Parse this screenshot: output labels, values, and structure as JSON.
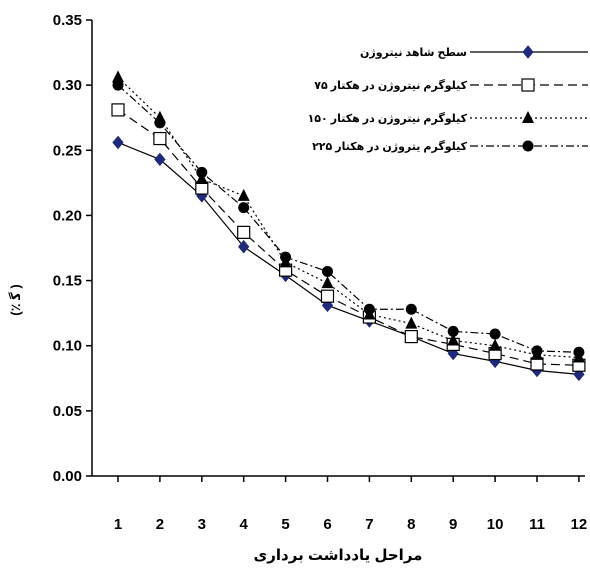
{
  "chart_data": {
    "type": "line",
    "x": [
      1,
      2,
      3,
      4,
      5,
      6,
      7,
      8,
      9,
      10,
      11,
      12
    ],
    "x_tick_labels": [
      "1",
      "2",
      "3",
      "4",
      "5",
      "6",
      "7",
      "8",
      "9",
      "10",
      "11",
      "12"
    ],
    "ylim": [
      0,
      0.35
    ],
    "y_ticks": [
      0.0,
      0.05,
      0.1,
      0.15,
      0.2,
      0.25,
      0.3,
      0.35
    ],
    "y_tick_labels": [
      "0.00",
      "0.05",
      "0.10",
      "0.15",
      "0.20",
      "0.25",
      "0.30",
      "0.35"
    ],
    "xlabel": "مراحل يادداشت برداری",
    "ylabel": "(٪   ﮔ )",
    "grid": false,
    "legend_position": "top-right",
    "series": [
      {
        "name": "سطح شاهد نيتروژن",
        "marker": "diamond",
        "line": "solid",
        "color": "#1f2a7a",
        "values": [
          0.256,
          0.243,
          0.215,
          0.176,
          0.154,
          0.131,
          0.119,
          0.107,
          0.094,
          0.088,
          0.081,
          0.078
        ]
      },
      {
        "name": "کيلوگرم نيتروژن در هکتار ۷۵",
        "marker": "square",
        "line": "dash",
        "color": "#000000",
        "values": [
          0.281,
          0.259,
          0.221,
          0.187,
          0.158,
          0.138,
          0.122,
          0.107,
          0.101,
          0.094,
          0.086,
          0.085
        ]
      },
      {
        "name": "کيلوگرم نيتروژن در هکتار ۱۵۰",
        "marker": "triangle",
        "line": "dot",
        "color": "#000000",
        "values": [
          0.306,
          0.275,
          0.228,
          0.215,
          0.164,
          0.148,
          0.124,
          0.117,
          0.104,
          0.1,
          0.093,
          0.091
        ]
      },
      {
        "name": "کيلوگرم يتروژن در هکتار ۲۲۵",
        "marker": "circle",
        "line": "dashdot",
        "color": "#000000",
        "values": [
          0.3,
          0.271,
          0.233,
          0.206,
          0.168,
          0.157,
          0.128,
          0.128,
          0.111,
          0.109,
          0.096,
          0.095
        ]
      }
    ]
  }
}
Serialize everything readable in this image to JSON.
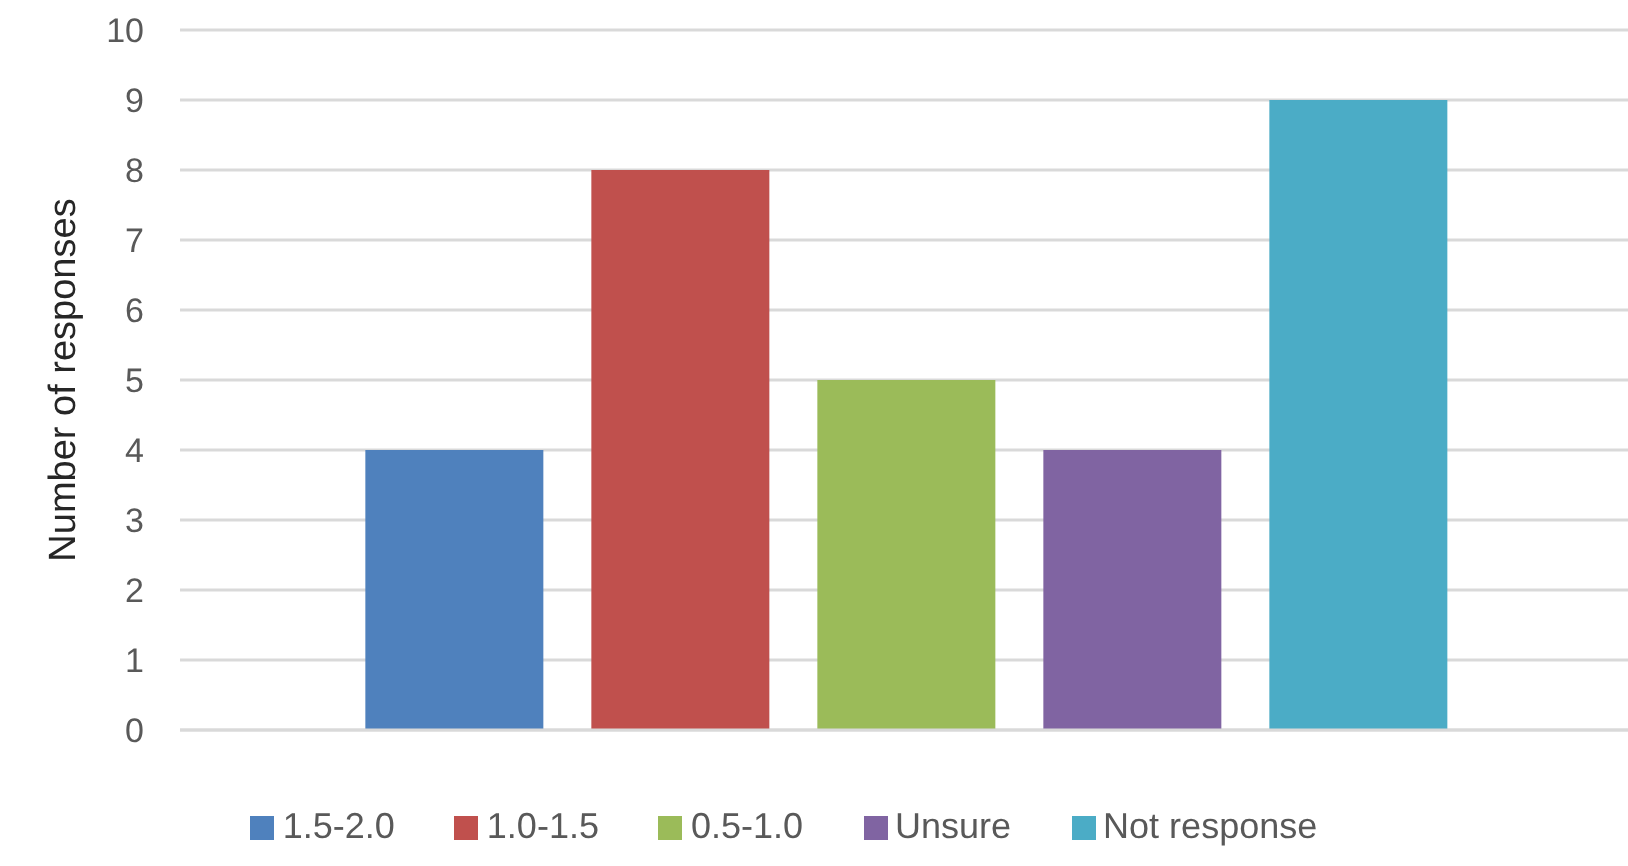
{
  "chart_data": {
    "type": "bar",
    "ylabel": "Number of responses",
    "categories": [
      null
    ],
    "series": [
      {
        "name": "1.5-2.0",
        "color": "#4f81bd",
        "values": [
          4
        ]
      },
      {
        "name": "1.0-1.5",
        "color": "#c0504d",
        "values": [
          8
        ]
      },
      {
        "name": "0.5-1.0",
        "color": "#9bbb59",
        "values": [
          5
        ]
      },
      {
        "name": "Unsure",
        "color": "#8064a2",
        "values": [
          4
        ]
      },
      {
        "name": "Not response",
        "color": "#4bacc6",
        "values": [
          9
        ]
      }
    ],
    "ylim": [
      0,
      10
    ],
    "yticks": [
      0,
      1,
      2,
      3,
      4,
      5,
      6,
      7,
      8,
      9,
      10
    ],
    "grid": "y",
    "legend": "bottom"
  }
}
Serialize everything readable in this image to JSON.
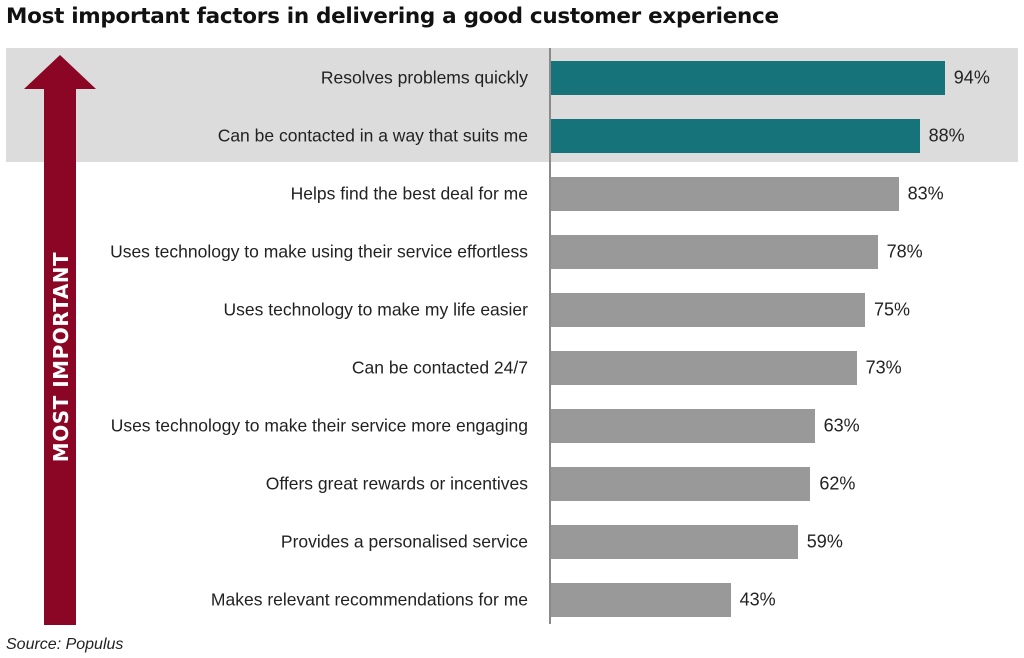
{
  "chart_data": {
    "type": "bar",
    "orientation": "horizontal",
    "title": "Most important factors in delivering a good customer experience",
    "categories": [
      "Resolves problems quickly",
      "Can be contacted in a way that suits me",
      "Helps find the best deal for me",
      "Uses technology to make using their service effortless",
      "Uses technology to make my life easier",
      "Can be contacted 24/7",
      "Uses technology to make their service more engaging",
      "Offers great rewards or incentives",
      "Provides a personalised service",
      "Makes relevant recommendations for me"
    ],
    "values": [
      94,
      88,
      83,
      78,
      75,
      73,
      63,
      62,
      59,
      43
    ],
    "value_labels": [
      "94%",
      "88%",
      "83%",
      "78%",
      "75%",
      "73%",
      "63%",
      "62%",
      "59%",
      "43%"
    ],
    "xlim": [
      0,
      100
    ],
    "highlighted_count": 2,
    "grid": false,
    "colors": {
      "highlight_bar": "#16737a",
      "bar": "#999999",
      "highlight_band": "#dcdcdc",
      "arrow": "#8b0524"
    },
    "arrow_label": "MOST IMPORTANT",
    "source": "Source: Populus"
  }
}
_ _ _ _ _
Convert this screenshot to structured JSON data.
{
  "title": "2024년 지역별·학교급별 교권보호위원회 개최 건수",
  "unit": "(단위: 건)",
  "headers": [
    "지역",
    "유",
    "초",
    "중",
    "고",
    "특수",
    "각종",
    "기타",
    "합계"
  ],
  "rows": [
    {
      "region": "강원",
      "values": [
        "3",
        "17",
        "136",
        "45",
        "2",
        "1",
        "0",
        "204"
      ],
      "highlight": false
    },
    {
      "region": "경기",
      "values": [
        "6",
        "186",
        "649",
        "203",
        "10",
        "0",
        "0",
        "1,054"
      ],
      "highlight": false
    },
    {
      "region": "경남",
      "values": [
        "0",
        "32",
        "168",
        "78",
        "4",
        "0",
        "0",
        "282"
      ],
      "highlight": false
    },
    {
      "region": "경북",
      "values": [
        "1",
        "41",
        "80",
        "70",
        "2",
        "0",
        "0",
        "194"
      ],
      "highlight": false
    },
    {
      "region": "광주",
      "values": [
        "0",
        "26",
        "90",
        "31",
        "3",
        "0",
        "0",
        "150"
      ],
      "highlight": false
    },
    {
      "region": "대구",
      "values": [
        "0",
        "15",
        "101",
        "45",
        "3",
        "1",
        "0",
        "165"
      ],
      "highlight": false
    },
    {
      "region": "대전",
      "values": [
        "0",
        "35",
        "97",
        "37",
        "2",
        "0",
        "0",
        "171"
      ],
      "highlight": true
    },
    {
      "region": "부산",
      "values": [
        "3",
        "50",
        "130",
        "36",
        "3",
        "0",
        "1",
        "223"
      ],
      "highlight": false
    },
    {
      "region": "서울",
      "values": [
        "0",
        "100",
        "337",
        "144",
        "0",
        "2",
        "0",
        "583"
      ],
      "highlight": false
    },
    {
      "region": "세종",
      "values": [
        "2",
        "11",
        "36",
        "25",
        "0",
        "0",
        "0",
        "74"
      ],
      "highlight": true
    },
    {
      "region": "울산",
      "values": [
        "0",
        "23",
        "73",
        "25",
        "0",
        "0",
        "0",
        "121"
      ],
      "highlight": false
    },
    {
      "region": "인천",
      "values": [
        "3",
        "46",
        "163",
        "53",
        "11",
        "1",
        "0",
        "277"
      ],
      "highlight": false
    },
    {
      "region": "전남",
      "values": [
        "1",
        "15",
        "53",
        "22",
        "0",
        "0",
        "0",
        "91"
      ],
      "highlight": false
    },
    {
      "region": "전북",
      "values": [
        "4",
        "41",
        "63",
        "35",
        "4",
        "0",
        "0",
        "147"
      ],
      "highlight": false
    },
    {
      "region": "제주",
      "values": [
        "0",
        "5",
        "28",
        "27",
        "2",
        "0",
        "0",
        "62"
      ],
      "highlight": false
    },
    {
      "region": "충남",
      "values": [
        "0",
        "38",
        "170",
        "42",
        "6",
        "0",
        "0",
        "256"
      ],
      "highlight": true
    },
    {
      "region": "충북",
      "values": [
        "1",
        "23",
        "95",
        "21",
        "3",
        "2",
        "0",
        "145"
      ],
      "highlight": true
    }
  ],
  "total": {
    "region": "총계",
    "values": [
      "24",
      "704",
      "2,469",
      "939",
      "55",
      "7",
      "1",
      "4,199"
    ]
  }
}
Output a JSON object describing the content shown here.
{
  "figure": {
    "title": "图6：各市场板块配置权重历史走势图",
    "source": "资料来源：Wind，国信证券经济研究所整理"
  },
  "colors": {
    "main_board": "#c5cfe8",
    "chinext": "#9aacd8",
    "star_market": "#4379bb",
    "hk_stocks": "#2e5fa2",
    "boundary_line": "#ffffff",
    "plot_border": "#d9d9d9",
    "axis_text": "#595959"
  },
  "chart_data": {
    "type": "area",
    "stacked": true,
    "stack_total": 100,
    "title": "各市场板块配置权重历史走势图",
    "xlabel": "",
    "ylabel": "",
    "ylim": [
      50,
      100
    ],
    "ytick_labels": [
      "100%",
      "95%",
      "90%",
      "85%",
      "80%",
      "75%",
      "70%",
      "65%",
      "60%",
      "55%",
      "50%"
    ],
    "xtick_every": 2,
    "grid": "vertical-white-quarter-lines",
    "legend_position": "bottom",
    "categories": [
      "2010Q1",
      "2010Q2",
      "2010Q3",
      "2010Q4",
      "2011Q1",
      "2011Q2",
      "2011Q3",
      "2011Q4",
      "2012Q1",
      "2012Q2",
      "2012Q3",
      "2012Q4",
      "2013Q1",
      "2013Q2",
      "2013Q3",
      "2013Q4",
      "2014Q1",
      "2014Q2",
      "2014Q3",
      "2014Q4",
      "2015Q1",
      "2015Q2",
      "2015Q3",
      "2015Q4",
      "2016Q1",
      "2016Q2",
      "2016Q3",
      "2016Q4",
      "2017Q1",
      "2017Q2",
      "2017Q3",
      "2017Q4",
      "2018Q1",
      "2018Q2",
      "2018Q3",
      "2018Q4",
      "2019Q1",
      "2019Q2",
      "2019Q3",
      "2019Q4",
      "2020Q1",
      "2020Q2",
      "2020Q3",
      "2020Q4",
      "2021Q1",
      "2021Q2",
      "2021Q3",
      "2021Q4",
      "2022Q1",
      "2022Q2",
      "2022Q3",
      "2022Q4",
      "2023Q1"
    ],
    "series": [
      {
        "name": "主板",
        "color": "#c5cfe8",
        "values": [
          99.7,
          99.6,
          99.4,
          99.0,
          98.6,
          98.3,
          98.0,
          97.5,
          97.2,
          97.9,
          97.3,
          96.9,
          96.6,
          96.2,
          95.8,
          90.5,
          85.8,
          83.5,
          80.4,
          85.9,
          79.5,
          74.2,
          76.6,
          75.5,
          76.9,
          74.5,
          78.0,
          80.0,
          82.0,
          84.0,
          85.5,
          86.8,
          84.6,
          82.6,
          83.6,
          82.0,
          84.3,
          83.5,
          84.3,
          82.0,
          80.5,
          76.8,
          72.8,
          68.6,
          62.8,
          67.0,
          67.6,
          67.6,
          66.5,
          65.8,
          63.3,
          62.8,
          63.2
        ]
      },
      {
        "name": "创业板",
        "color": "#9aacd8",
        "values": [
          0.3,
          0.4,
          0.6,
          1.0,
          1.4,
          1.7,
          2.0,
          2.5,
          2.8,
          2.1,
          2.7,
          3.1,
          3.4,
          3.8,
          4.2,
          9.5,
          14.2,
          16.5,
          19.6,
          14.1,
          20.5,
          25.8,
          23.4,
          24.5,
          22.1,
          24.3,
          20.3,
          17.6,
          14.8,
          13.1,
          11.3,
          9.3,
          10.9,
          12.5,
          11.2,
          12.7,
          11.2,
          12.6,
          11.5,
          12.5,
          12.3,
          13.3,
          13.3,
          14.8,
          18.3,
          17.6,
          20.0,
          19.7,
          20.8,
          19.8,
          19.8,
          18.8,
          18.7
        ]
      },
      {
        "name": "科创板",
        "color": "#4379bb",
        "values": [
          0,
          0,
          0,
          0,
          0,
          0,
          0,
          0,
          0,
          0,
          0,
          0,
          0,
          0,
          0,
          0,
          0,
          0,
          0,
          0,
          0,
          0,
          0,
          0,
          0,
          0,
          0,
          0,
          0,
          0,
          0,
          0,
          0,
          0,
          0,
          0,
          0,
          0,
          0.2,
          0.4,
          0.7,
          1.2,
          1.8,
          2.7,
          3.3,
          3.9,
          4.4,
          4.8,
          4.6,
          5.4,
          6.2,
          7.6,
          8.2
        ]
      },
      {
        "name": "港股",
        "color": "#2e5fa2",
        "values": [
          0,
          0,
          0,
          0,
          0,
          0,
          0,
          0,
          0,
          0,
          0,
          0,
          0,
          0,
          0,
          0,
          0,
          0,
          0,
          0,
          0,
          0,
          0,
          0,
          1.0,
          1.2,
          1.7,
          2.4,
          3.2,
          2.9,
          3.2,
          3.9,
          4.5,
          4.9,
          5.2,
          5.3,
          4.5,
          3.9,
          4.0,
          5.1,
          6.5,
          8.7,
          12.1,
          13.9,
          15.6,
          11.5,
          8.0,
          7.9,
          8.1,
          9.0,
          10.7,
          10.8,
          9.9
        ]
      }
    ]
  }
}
_ _ _ _ _
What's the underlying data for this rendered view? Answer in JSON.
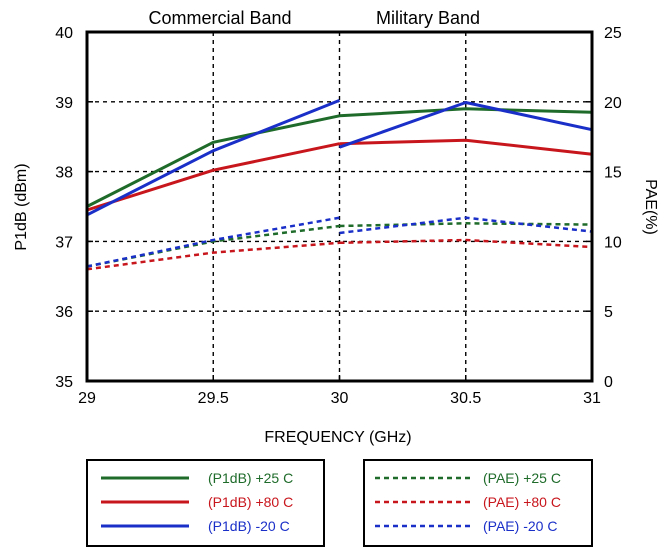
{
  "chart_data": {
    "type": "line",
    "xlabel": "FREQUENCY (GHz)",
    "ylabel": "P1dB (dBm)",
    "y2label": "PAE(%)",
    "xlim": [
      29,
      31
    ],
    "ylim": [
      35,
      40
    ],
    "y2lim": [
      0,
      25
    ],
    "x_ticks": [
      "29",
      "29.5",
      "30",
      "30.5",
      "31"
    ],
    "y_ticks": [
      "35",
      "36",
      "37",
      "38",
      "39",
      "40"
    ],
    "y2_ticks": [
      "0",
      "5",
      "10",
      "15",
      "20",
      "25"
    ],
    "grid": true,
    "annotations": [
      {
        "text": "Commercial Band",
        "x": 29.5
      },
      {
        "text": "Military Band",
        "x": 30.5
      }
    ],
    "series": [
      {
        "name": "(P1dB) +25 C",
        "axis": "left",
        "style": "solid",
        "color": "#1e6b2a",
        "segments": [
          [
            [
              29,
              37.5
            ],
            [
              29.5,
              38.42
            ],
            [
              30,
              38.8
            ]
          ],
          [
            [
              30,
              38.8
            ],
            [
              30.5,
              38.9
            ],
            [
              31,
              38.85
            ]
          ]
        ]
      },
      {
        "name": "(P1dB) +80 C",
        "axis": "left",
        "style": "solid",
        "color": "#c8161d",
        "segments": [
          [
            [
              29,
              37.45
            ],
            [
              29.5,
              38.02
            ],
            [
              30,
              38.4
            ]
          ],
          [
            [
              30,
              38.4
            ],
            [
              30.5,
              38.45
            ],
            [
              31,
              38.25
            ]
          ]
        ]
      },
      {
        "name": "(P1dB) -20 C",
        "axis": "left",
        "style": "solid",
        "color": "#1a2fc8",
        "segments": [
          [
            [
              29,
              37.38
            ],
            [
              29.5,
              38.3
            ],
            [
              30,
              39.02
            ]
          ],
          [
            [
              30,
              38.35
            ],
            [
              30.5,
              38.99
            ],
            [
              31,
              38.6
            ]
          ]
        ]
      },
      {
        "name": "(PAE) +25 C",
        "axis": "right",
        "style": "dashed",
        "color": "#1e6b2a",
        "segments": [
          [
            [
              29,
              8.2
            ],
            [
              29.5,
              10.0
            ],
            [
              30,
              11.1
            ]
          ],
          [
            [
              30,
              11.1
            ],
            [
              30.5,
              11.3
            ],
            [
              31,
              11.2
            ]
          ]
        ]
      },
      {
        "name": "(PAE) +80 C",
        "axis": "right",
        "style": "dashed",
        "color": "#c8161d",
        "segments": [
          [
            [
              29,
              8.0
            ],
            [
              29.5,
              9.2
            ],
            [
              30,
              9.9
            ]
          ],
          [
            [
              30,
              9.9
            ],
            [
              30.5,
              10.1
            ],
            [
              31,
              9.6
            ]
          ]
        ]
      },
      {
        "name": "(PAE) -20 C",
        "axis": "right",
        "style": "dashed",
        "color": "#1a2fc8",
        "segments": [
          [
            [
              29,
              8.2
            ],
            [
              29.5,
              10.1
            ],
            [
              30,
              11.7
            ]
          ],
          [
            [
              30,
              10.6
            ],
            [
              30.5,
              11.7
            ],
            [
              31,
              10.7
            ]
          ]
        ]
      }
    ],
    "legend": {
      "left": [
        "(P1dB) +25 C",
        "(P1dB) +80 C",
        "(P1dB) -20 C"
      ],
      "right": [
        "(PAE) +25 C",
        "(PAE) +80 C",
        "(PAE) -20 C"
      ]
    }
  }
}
_ _ _ _ _
Short exercise >> Write out every line of the preceding listing that contains "نيتروژن".

Reply >>
        "name": "سطح شاهد نيتروژن",
        "name": "کيلوگرم نيتروژن در هکتار ۷۵",
        "name": "کيلوگرم نيتروژن در هکتار ۱۵۰",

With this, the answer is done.